** Set task **
Can you copy out the stretch from the start of the entries below through the line containing "33, 903, 70]", keeping every line exactly as it stands?

** Given entries **
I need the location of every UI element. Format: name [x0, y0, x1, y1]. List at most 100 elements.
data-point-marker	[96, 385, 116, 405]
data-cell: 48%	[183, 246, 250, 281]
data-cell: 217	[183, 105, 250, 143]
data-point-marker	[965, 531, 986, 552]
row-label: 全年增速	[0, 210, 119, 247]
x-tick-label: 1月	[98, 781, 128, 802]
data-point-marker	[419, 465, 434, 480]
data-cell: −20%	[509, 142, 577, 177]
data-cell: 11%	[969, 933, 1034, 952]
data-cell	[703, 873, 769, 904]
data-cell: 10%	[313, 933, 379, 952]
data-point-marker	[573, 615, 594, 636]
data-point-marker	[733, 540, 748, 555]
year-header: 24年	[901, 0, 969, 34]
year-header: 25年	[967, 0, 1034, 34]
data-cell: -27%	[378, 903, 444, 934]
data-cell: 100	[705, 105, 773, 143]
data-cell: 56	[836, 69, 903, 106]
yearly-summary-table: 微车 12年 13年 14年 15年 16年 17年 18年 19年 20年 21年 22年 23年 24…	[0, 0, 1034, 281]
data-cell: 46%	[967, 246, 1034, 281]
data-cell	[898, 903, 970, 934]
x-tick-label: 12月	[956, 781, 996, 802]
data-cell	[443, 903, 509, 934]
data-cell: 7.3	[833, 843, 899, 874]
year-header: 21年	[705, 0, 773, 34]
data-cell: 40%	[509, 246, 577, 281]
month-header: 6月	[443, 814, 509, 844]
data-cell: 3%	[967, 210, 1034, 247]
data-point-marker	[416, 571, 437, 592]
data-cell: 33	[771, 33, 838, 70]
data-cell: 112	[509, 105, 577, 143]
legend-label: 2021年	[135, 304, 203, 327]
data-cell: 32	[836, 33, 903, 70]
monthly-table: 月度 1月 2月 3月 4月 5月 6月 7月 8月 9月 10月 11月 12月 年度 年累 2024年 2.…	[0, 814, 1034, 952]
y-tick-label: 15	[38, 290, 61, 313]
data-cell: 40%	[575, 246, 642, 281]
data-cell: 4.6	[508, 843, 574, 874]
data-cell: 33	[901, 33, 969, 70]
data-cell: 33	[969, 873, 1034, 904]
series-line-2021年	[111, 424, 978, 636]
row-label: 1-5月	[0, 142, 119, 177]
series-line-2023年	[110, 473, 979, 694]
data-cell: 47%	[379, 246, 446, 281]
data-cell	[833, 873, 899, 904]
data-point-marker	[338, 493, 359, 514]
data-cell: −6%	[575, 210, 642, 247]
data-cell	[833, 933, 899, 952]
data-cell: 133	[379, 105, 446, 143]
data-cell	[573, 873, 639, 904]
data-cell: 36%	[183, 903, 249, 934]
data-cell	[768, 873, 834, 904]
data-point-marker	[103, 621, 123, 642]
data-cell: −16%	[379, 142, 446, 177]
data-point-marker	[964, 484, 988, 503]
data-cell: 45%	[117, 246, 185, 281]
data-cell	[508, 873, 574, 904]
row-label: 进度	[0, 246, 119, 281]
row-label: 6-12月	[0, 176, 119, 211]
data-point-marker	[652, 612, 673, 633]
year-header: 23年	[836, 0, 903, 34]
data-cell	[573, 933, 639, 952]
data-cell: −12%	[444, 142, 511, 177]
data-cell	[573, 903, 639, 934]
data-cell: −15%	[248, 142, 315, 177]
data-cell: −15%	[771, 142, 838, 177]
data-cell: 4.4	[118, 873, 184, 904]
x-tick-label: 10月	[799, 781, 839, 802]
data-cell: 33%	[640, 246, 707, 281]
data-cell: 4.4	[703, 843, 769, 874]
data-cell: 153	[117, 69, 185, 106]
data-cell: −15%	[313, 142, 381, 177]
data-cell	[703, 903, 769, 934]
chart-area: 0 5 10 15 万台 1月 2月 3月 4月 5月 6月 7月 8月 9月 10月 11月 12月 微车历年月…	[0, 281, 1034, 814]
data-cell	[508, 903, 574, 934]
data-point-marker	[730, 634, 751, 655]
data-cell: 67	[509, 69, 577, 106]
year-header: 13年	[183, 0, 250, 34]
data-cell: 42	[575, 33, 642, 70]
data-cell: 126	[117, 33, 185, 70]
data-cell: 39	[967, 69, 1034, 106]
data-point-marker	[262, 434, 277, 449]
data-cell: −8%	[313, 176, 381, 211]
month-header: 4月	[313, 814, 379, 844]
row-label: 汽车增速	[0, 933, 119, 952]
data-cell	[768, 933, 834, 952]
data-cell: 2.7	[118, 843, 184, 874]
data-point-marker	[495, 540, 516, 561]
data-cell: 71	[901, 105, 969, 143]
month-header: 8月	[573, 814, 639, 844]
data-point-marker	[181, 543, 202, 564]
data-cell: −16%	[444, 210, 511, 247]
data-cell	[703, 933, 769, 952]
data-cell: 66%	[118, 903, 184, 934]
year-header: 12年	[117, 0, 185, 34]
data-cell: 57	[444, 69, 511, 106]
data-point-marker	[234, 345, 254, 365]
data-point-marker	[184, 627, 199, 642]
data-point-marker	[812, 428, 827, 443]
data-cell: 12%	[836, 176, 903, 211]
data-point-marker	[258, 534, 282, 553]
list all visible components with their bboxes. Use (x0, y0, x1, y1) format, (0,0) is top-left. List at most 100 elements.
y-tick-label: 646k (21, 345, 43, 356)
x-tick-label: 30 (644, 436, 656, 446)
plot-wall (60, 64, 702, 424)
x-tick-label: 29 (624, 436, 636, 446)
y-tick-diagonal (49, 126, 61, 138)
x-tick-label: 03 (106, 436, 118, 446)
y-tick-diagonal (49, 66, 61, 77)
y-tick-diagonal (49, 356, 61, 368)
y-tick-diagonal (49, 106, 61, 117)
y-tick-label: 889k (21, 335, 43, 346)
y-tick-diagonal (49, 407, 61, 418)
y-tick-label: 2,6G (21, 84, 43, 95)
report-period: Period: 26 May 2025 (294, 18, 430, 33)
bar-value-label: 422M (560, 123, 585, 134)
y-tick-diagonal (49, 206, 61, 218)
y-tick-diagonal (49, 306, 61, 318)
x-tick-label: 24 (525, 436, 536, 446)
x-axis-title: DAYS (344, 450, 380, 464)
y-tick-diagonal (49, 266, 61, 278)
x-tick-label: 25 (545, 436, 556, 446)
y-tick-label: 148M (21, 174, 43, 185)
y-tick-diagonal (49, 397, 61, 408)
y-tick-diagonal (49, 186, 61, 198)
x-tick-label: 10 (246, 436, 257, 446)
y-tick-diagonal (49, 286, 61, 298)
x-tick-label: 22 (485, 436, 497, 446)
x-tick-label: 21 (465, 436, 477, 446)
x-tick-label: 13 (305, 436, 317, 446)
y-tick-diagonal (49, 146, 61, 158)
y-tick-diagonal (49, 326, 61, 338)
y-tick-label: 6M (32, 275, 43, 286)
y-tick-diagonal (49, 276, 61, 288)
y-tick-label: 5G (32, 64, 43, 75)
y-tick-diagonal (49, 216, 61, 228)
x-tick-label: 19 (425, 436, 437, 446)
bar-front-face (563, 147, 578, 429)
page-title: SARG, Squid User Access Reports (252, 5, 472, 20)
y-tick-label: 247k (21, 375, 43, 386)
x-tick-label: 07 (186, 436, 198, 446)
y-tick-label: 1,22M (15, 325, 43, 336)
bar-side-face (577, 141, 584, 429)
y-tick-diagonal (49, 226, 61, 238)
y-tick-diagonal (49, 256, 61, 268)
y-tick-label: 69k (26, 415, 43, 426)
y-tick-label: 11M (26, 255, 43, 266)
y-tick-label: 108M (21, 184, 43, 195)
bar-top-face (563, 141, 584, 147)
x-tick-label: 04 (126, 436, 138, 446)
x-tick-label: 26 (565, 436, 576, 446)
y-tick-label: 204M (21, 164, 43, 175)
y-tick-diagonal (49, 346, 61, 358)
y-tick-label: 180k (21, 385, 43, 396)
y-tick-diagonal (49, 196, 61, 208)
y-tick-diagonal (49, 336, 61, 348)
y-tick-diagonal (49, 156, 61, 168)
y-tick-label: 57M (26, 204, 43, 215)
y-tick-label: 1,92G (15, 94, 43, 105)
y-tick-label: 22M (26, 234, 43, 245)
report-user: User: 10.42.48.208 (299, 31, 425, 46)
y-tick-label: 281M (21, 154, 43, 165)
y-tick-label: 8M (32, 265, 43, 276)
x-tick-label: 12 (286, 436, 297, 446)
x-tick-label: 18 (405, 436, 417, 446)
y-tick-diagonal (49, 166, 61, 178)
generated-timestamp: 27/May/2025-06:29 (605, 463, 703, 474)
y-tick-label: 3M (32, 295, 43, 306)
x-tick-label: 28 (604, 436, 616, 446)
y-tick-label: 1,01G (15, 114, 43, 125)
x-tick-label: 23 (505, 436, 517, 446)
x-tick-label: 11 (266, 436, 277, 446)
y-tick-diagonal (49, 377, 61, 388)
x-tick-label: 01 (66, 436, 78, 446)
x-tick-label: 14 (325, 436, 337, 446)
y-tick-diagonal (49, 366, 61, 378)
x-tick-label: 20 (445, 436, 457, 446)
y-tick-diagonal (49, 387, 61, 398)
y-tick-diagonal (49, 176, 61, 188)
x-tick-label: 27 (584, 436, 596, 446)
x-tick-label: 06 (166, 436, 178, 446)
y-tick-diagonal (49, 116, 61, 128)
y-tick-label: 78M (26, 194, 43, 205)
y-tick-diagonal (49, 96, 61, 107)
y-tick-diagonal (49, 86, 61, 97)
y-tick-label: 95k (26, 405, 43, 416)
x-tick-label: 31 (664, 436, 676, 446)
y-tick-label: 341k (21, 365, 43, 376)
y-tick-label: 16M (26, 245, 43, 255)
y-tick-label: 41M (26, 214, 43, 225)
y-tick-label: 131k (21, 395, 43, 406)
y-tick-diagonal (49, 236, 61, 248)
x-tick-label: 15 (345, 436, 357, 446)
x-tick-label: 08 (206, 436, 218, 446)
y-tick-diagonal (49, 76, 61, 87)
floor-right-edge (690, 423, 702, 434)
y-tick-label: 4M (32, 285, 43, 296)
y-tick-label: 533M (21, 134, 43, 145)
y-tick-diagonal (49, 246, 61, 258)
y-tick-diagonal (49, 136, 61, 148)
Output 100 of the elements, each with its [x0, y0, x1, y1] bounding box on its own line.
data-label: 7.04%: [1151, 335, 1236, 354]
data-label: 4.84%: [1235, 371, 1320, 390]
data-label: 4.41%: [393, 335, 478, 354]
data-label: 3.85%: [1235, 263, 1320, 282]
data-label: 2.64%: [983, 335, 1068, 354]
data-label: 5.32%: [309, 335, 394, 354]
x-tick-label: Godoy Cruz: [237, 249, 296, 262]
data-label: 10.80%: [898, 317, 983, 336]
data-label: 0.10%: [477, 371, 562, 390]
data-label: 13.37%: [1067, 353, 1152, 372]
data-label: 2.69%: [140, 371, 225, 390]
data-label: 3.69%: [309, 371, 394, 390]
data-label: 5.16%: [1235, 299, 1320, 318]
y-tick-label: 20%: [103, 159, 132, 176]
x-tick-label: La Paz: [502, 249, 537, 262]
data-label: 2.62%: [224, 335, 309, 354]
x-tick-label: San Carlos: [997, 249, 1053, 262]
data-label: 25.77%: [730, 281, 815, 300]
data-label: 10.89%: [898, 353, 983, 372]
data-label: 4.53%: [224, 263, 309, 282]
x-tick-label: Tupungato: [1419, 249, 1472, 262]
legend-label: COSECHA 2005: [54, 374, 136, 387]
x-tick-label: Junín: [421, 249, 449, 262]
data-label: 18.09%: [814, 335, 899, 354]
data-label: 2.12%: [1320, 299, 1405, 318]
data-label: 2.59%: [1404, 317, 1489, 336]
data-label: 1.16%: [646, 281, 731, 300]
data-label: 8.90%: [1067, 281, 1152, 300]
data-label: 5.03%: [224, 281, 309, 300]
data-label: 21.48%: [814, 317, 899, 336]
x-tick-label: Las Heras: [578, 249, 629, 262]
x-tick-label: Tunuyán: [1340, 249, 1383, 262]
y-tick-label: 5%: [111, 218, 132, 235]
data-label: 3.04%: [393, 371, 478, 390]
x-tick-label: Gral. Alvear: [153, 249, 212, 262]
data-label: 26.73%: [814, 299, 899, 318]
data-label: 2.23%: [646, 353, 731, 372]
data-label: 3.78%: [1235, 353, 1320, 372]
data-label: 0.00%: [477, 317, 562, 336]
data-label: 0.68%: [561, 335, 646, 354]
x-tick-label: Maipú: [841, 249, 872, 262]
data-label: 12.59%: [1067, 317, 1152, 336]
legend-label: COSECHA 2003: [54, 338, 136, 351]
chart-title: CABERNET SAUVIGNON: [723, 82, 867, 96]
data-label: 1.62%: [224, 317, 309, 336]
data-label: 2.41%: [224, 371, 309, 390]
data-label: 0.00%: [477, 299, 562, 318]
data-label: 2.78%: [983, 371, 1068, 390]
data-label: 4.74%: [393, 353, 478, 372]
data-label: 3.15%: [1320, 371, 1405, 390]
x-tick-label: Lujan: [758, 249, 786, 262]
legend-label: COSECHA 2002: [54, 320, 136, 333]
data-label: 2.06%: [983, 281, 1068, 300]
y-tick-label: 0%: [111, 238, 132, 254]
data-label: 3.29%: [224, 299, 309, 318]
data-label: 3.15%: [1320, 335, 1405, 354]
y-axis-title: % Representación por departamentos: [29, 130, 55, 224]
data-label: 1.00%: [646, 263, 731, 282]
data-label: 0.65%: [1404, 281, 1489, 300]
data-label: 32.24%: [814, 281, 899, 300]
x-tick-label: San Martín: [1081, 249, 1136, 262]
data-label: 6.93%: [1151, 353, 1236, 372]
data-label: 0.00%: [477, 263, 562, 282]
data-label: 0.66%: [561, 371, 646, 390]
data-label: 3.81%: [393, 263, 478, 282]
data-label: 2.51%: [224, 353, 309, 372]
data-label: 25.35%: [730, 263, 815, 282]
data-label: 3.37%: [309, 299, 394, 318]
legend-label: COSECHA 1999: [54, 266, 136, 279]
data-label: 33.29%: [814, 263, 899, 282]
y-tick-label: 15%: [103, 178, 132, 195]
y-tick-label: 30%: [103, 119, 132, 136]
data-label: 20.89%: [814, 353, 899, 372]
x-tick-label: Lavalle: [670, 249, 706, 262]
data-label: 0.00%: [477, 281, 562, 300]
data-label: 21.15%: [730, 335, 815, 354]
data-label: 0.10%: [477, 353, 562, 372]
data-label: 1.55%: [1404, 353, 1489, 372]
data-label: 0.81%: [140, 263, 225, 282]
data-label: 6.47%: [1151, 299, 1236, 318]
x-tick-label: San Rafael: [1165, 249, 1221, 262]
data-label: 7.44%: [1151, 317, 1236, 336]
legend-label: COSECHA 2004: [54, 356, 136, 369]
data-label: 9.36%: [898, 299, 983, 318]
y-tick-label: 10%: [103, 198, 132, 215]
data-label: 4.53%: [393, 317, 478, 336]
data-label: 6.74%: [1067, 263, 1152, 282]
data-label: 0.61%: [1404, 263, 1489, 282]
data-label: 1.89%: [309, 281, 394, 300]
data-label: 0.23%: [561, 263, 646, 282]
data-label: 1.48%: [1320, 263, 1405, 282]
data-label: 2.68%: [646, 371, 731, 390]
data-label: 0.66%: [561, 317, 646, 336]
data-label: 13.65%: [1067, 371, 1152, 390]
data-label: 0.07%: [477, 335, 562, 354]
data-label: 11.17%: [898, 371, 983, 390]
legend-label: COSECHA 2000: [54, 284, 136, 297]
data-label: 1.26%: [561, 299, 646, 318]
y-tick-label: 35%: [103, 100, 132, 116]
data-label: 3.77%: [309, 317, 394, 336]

** Output **
I need the location of every UI element. Format: name [x0, y0, x1, y1]. List at most 100 elements.
data-point-marker	[96, 385, 116, 405]
data-cell: 48%	[183, 246, 250, 281]
data-cell: 217	[183, 105, 250, 143]
data-point-marker	[965, 531, 986, 552]
row-label: 全年增速	[0, 210, 119, 247]
x-tick-label: 1月	[98, 781, 128, 802]
data-point-marker	[419, 465, 434, 480]
data-cell: −20%	[509, 142, 577, 177]
data-cell: 11%	[969, 933, 1034, 952]
data-cell	[703, 873, 769, 904]
data-cell: 10%	[313, 933, 379, 952]
data-point-marker	[573, 615, 594, 636]
data-point-marker	[733, 540, 748, 555]
year-header: 24年	[901, 0, 969, 34]
year-header: 25年	[967, 0, 1034, 34]
data-cell: -27%	[378, 903, 444, 934]
data-cell: 100	[705, 105, 773, 143]
data-cell: 56	[836, 69, 903, 106]
yearly-summary-table: 微车 12年 13年 14年 15年 16年 17年 18年 19年 20年 21年 22年 23年 24…	[0, 0, 1034, 281]
data-cell: 46%	[967, 246, 1034, 281]
data-cell	[898, 903, 970, 934]
x-tick-label: 12月	[956, 781, 996, 802]
data-cell	[443, 903, 509, 934]
data-cell: 7.3	[833, 843, 899, 874]
year-header: 21年	[705, 0, 773, 34]
data-cell: 40%	[509, 246, 577, 281]
month-header: 6月	[443, 814, 509, 844]
data-cell: 3%	[967, 210, 1034, 247]
data-point-marker	[416, 571, 437, 592]
data-cell: 33	[771, 33, 838, 70]
data-cell: 112	[509, 105, 577, 143]
legend-label: 2021年	[135, 304, 203, 327]
data-cell: 32	[836, 33, 903, 70]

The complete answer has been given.